Given problem. Beneath this task is a listing; retype all of it exactly.

Entries.
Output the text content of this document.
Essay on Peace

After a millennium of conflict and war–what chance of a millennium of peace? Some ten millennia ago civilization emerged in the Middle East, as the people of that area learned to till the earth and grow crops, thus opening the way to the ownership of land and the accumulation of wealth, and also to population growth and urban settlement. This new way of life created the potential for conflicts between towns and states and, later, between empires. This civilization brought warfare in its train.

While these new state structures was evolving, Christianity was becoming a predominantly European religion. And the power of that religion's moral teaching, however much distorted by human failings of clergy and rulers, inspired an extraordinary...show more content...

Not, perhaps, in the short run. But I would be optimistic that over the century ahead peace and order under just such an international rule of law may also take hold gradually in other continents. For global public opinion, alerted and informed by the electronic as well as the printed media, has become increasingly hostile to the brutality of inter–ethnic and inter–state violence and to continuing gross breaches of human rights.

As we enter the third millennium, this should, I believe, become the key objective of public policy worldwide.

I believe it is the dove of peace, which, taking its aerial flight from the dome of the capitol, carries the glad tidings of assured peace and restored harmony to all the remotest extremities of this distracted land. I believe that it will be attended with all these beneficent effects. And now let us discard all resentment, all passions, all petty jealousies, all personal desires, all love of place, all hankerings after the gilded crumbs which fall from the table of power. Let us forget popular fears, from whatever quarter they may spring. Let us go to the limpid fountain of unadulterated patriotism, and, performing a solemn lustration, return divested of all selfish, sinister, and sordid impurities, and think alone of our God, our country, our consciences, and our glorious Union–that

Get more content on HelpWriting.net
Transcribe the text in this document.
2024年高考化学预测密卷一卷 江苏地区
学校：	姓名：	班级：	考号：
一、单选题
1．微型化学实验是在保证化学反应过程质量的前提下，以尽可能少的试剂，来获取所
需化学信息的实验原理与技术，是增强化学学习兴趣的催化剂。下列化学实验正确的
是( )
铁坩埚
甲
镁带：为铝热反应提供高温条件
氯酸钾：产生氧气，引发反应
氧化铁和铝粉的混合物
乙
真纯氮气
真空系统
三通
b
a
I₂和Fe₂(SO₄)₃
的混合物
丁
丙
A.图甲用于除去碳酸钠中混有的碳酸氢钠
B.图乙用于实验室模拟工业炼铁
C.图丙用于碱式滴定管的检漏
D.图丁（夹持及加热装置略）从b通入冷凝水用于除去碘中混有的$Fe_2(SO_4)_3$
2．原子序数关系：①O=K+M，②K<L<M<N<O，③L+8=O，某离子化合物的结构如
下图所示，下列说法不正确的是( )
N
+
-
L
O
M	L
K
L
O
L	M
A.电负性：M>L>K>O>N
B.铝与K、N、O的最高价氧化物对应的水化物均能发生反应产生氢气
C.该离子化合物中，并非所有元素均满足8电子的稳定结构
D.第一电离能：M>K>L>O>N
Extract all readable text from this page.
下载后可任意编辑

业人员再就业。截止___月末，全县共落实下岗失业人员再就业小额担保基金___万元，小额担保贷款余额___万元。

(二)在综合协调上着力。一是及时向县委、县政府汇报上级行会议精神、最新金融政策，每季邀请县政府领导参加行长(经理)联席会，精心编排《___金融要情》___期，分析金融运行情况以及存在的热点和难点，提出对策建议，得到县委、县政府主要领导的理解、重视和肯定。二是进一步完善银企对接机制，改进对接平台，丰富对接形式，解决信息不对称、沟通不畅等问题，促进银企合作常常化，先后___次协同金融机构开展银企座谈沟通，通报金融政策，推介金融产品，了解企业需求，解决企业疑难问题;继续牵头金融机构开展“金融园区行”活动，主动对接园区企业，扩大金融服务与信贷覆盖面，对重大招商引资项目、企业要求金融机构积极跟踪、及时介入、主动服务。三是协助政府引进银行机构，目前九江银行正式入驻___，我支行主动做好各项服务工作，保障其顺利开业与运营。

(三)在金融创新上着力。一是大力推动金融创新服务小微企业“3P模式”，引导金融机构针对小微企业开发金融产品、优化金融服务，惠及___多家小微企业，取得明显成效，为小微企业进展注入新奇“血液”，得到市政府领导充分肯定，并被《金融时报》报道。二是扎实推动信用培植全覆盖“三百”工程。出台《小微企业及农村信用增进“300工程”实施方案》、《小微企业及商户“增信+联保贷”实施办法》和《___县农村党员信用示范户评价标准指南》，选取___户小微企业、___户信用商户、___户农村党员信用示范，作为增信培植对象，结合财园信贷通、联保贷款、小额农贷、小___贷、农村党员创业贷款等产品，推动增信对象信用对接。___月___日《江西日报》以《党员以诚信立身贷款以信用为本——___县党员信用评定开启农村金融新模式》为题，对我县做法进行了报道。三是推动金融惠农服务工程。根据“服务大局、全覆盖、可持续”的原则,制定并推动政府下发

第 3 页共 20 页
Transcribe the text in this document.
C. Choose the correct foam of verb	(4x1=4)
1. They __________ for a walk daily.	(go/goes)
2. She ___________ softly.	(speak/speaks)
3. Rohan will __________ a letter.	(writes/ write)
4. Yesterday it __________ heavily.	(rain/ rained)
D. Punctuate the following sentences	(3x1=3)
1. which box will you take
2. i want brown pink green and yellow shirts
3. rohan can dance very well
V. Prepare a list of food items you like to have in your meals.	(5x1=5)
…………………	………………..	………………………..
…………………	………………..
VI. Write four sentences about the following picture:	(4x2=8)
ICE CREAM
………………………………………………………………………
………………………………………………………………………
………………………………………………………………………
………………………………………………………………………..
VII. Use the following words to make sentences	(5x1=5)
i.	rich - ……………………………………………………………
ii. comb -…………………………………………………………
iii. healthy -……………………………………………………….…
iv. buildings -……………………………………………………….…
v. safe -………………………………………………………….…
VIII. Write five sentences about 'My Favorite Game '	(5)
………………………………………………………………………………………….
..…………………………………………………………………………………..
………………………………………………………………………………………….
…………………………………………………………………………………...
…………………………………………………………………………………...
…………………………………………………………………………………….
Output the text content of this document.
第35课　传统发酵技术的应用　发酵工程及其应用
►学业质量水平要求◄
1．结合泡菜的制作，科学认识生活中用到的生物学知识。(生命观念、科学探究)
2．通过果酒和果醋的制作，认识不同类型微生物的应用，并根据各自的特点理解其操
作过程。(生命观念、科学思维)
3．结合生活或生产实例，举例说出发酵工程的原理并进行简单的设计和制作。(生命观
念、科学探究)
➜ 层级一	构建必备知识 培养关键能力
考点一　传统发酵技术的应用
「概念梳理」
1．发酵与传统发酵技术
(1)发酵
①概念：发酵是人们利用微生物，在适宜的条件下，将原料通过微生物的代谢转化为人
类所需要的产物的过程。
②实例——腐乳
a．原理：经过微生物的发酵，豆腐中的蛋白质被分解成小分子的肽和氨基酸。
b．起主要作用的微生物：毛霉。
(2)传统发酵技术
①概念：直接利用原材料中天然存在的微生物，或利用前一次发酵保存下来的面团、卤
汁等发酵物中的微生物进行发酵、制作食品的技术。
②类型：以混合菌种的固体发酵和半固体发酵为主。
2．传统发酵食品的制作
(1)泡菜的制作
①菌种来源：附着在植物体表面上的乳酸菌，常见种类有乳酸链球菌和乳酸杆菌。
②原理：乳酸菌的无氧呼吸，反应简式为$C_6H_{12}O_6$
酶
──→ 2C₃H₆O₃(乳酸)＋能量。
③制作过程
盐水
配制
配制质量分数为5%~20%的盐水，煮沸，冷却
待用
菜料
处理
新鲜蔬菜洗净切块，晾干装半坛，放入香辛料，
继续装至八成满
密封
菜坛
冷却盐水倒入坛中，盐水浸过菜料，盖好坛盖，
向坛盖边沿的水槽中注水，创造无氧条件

Answer to this problem.
Output the text content of this document.
Essay on Peace

After a millennium of conflict and war–what chance of a millennium of peace? Some ten millennia ago civilization emerged in the Middle East, as the people of that area learned to till the earth and grow crops, thus opening the way to the ownership of land and the accumulation of wealth, and also to population growth and urban settlement. This new way of life created the potential for conflicts between towns and states and, later, between empires. This civilization brought warfare in its train.

While these new state structures was evolving, Christianity was becoming a predominantly European religion. And the power of that religion's moral teaching, however much distorted by human failings of clergy and rulers, inspired an extraordinary...show more content...

Not, perhaps, in the short run. But I would be optimistic that over the century ahead peace and order under just such an international rule of law may also take hold gradually in other continents. For global public opinion, alerted and informed by the electronic as well as the printed media, has become increasingly hostile to the brutality of inter–ethnic and inter–state violence and to continuing gross breaches of human rights.

As we enter the third millennium, this should, I believe, become the key objective of public policy worldwide.

I believe it is the dove of peace, which, taking its aerial flight from the dome of the capitol, carries the glad tidings of assured peace and restored harmony to all the remotest extremities of this distracted land. I believe that it will be attended with all these beneficent effects. And now let us discard all resentment, all passions, all petty jealousies, all personal desires, all love of place, all hankerings after the gilded crumbs which fall from the table of power. Let us forget popular fears, from whatever quarter they may spring. Let us go to the limpid fountain of unadulterated patriotism, and, performing a solemn lustration, return divested of all selfish, sinister, and sordid impurities, and think alone of our God, our country, our consciences, and our glorious Union–that

Get more content on HelpWriting.net
Transcribe the text in this document.
2024年高考化学预测密卷一卷 江苏地区
学校：	姓名：	班级：	考号：
一、单选题
1．微型化学实验是在保证化学反应过程质量的前提下，以尽可能少的试剂，来获取所
需化学信息的实验原理与技术，是增强化学学习兴趣的催化剂。下列化学实验正确的
是( )
铁坩埚
甲
镁带：为铝热反应提供高温条件
氯酸钾：产生氧气，引发反应
氧化铁和铝粉的混合物
乙
真纯氮气
真空系统
三通
b
a
I₂和Fe₂(SO₄)₃
的混合物
丁
丙
A.图甲用于除去碳酸钠中混有的碳酸氢钠
B.图乙用于实验室模拟工业炼铁
C.图丙用于碱式滴定管的检漏
D.图丁（夹持及加热装置略）从b通入冷凝水用于除去碘中混有的$Fe_2(SO_4)_3$
2．原子序数关系：①O=K+M，②K<L<M<N<O，③L+8=O，某离子化合物的结构如
下图所示，下列说法不正确的是( )
N
+
-
L
O
M	L
K
L
O
L	M
A.电负性：M>L>K>O>N
B.铝与K、N、O的最高价氧化物对应的水化物均能发生反应产生氢气
C.该离子化合物中，并非所有元素均满足8电子的稳定结构
D.第一电离能：M>K>L>O>N
Extract all readable text from this page.
下载后可任意编辑

业人员再就业。截止___月末，全县共落实下岗失业人员再就业小额担保基金___万元，小额担保贷款余额___万元。

(二)在综合协调上着力。一是及时向县委、县政府汇报上级行会议精神、最新金融政策，每季邀请县政府领导参加行长(经理)联席会，精心编排《___金融要情》___期，分析金融运行情况以及存在的热点和难点，提出对策建议，得到县委、县政府主要领导的理解、重视和肯定。二是进一步完善银企对接机制，改进对接平台，丰富对接形式，解决信息不对称、沟通不畅等问题，促进银企合作常常化，先后___次协同金融机构开展银企座谈沟通，通报金融政策，推介金融产品，了解企业需求，解决企业疑难问题;继续牵头金融机构开展“金融园区行”活动，主动对接园区企业，扩大金融服务与信贷覆盖面，对重大招商引资项目、企业要求金融机构积极跟踪、及时介入、主动服务。三是协助政府引进银行机构，目前九江银行正式入驻___，我支行主动做好各项服务工作，保障其顺利开业与运营。

(三)在金融创新上着力。一是大力推动金融创新服务小微企业“3P模式”，引导金融机构针对小微企业开发金融产品、优化金融服务，惠及___多家小微企业，取得明显成效，为小微企业进展注入新奇“血液”，得到市政府领导充分肯定，并被《金融时报》报道。二是扎实推动信用培植全覆盖“三百”工程。出台《小微企业及农村信用增进“300工程”实施方案》、《小微企业及商户“增信+联保贷”实施办法》和《___县农村党员信用示范户评价标准指南》，选取___户小微企业、___户信用商户、___户农村党员信用示范，作为增信培植对象，结合财园信贷通、联保贷款、小额农贷、小___贷、农村党员创业贷款等产品，推动增信对象信用对接。___月___日《江西日报》以《党员以诚信立身贷款以信用为本——___县党员信用评定开启农村金融新模式》为题，对我县做法进行了报道。三是推动金融惠农服务工程。根据“服务大局、全覆盖、可持续”的原则,制定并推动政府下发

第 3 页共 20 页
Transcribe the text in this document.
C. Choose the correct foam of verb	(4x1=4)
1. They __________ for a walk daily.	(go/goes)
2. She ___________ softly.	(speak/speaks)
3. Rohan will __________ a letter.	(writes/ write)
4. Yesterday it __________ heavily.	(rain/ rained)
D. Punctuate the following sentences	(3x1=3)
1. which box will you take
2. i want brown pink green and yellow shirts
3. rohan can dance very well
V. Prepare a list of food items you like to have in your meals.	(5x1=5)
…………………	………………..	………………………..
…………………	………………..
VI. Write four sentences about the following picture:	(4x2=8)
ICE CREAM
………………………………………………………………………
………………………………………………………………………
………………………………………………………………………
………………………………………………………………………..
VII. Use the following words to make sentences	(5x1=5)
i.	rich - ……………………………………………………………
ii. comb -…………………………………………………………
iii. healthy -……………………………………………………….…
iv. buildings -……………………………………………………….…
v. safe -………………………………………………………….…
VIII. Write five sentences about 'My Favorite Game '	(5)
………………………………………………………………………………………….
..…………………………………………………………………………………..
………………………………………………………………………………………….
…………………………………………………………………………………...
…………………………………………………………………………………...
…………………………………………………………………………………….
Output the text content of this document.
第35课　传统发酵技术的应用　发酵工程及其应用
►学业质量水平要求◄
1．结合泡菜的制作，科学认识生活中用到的生物学知识。(生命观念、科学探究)
2．通过果酒和果醋的制作，认识不同类型微生物的应用，并根据各自的特点理解其操
作过程。(生命观念、科学思维)
3．结合生活或生产实例，举例说出发酵工程的原理并进行简单的设计和制作。(生命观
念、科学探究)
➜ 层级一	构建必备知识 培养关键能力
考点一　传统发酵技术的应用
「概念梳理」
1．发酵与传统发酵技术
(1)发酵
①概念：发酵是人们利用微生物，在适宜的条件下，将原料通过微生物的代谢转化为人
类所需要的产物的过程。
②实例——腐乳
a．原理：经过微生物的发酵，豆腐中的蛋白质被分解成小分子的肽和氨基酸。
b．起主要作用的微生物：毛霉。
(2)传统发酵技术
①概念：直接利用原材料中天然存在的微生物，或利用前一次发酵保存下来的面团、卤
汁等发酵物中的微生物进行发酵、制作食品的技术。
②类型：以混合菌种的固体发酵和半固体发酵为主。
2．传统发酵食品的制作
(1)泡菜的制作
①菌种来源：附着在植物体表面上的乳酸菌，常见种类有乳酸链球菌和乳酸杆菌。
②原理：乳酸菌的无氧呼吸，反应简式为$C_6H_{12}O_6$
酶
──→ 2C₃H₆O₃(乳酸)＋能量。
③制作过程
盐水
配制
配制质量分数为5%~20%的盐水，煮沸，冷却
待用
菜料
处理
新鲜蔬菜洗净切块，晾干装半坛，放入香辛料，
继续装至八成满
密封
菜坛
冷却盐水倒入坛中，盐水浸过菜料，盖好坛盖，
向坛盖边沿的水槽中注水，创造无氧条件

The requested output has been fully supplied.